§ REQUIREMENTS
The listing beneath should be written out in full, exactly as shown.

+++ STORED RECORDS +++

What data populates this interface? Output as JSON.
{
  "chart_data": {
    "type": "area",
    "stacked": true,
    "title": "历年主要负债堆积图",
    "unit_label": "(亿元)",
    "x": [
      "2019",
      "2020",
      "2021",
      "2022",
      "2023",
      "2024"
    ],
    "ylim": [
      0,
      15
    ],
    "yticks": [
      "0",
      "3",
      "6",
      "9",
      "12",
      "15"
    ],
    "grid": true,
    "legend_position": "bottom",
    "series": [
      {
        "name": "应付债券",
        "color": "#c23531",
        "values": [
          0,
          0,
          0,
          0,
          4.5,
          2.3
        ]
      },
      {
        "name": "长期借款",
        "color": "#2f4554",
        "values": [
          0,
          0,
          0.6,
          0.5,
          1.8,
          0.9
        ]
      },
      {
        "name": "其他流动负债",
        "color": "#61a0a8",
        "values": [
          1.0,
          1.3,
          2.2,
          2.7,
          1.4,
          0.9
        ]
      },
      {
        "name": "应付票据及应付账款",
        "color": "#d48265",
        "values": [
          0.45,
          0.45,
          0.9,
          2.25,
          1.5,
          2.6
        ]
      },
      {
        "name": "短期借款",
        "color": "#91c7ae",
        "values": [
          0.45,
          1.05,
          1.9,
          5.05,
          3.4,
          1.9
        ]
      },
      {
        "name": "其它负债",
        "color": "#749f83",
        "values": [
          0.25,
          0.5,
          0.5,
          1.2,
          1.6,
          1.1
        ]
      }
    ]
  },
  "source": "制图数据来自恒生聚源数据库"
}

+++

§ CORRECT RESULT
What data populates this interface? Output as JSON.
{
  "chart_data": {
    "type": "area",
    "stacked": true,
    "title": "历年主要负债堆积图",
    "unit_label": "(亿元)",
    "x": [
      "2019",
      "2020",
      "2021",
      "2022",
      "2023",
      "2024"
    ],
    "ylim": [
      0,
      15
    ],
    "yticks": [
      "0",
      "3",
      "6",
      "9",
      "12",
      "15"
    ],
    "grid": true,
    "legend_position": "bottom",
    "series": [
      {
        "name": "应付债券",
        "color": "#c23531",
        "values": [
          0,
          0,
          0,
          0,
          4.5,
          2.3
        ]
      },
      {
        "name": "长期借款",
        "color": "#2f4554",
        "values": [
          0,
          0,
          0.6,
          0.5,
          1.8,
          0.9
        ]
      },
      {
        "name": "其他流动负债",
        "color": "#61a0a8",
        "values": [
          1.0,
          1.3,
          2.2,
          2.7,
          1.4,
          0.9
        ]
      },
      {
        "name": "应付票据及应付账款",
        "color": "#d48265",
        "values": [
          0.45,
          0.45,
          0.9,
          2.25,
          1.5,
          2.6
        ]
      },
      {
        "name": "短期借款",
        "color": "#91c7ae",
        "values": [
          0.45,
          1.05,
          1.9,
          5.05,
          3.4,
          1.9
        ]
      },
      {
        "name": "其它负债",
        "color": "#749f83",
        "values": [
          0.25,
          0.5,
          0.5,
          1.2,
          1.6,
          1.1
        ]
      }
    ]
  },
  "source": "制图数据来自恒生聚源数据库"
}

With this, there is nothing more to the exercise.